Carry the ultrasound notes forward, starting right after their last line.

*DOCUMENT EXCERPT*

=====

SOUND WITH FREQUENCIES HIGHER THAN 20,000 HZ.
- Electrical devices can produce electric oscillations (,basically sound) of any frequency. These can be converted into MECHANICAL VIBRATIONS to produce sound waves beyond human hearing, this is ultrasound.
Ultrasound waves get reflected at a boundary between media.
- When a wave passes through mediums, some if REFLECTED and some is transmitted, this is partial reflection.
- This means you can point an ultrasound pulse at an object and wherever the boundaries are; some wave will be reflected back.
Ultrasound is useful.
SCANNING OF A FOETUS.
- when ultrasound waves reach a boundary, some wave is reflected. So when the ultrasound wave passes through the fluid in the womb to the skin of the foetus; some wave is reflected back and detected.
- Timing and distribution of these echoes are processed by a computer to create an image of the foetus.

=====

*ITEMS*
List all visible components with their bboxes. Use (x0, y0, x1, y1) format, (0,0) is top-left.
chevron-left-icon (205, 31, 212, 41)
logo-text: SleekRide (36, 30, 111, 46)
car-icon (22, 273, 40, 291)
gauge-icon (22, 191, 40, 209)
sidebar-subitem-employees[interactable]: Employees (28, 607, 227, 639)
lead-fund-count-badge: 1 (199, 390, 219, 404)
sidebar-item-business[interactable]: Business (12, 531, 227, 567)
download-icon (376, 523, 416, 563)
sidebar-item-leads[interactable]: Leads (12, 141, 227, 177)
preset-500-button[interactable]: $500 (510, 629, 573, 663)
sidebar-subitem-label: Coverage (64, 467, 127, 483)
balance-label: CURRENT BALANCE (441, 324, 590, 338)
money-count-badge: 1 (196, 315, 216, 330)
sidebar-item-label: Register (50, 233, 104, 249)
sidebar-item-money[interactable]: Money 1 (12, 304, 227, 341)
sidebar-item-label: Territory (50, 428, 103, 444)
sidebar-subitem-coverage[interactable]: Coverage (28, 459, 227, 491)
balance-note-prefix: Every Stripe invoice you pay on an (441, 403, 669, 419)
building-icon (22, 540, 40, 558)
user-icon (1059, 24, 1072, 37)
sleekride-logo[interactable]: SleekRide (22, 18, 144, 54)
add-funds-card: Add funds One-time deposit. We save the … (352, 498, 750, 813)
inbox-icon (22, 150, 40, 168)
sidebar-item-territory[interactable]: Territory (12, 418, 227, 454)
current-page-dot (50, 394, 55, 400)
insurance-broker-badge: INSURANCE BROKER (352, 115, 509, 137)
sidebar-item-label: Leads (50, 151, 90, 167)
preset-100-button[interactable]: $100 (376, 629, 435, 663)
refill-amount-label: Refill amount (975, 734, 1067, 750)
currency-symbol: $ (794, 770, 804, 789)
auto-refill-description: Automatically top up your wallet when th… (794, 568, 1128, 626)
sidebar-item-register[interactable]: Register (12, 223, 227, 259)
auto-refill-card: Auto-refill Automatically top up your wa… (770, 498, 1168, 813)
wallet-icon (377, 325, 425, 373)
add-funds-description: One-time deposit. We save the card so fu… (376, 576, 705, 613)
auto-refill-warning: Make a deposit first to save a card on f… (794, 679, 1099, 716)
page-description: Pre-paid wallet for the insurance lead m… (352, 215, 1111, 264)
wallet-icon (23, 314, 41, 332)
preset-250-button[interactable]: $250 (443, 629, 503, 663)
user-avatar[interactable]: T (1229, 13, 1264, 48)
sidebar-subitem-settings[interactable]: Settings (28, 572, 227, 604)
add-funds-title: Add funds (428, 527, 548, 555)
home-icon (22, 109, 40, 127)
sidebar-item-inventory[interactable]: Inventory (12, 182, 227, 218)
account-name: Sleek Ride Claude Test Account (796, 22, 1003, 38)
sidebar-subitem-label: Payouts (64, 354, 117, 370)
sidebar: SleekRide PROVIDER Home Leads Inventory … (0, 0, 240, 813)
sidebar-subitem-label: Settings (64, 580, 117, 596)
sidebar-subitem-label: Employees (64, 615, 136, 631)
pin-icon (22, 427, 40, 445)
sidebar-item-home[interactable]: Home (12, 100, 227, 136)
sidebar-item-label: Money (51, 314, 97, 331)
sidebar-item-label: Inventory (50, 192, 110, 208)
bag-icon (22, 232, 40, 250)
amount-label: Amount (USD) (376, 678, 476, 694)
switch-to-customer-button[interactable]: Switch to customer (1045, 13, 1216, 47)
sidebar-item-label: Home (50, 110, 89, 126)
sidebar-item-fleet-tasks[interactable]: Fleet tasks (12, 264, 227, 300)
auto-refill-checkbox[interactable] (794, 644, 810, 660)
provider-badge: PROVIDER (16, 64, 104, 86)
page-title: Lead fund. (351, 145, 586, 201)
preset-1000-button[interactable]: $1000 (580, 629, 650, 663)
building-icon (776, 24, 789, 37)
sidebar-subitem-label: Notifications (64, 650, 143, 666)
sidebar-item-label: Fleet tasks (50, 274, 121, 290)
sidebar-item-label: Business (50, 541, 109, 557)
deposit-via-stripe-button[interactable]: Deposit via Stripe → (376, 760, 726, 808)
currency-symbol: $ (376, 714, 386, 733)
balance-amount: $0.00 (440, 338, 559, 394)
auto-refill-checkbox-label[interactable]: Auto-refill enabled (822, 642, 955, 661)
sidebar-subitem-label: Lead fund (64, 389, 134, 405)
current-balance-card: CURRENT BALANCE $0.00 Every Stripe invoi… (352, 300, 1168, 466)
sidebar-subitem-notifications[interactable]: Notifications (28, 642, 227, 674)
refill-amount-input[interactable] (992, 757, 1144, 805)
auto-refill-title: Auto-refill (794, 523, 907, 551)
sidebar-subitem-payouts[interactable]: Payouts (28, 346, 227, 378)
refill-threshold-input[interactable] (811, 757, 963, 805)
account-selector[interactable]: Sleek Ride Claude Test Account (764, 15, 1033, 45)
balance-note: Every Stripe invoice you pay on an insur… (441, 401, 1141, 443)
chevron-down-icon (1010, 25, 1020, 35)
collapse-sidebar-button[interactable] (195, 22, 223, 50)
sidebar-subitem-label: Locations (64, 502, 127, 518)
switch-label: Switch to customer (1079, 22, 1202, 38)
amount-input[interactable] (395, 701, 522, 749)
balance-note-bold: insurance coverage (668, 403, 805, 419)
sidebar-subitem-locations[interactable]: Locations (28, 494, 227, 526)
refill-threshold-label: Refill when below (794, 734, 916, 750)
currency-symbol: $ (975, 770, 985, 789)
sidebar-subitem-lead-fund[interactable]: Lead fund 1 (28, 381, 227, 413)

=====

*RESULT*
- Boats and submarines use sonar to detect things around them.
- By emitting waves of ultrasound that reflect of thing around them (ie other boats or animals) waves are reflected back to the boat.
- computers time the delay between emitting and detecting to calculate how far away other objects are.
- Animals, like bats, sense things around them in a similar way.
FREQUENCIES LESS THAN 20 HZ
- long wave lengths = travel long distances and diffract around objects easily.
- ie elephants and tigers use infrasound to communicate.
- meteor strikes and volcanic eruptions produce infrasound which means we can detect them from far away.
Tectonic plates and the earth.
The crust and the upper part of the mantle are split into large pieces called 'tectonic plates.'
Convection currents cause these plates to drift.
At plate boundaries, the plates may slide past eachother, this causes earthquakes.
The Earth's structure
1) We live on the crust, it's very thin.
2) Below the crust is the mantle, it's basically a solid, but it can flow very slowly. This is where radioactive decay takes place, which produces heat, which causes the mantle to flow in convection currents.
3) The Earth's core is at the centre. The inner core is solid, but the outer core is liquid.
Earthquakes and explosions cause seismic waves.
We detect these waves using seismometers.
P-waves are longitudinal. They are fast and can travel through solids and liquids.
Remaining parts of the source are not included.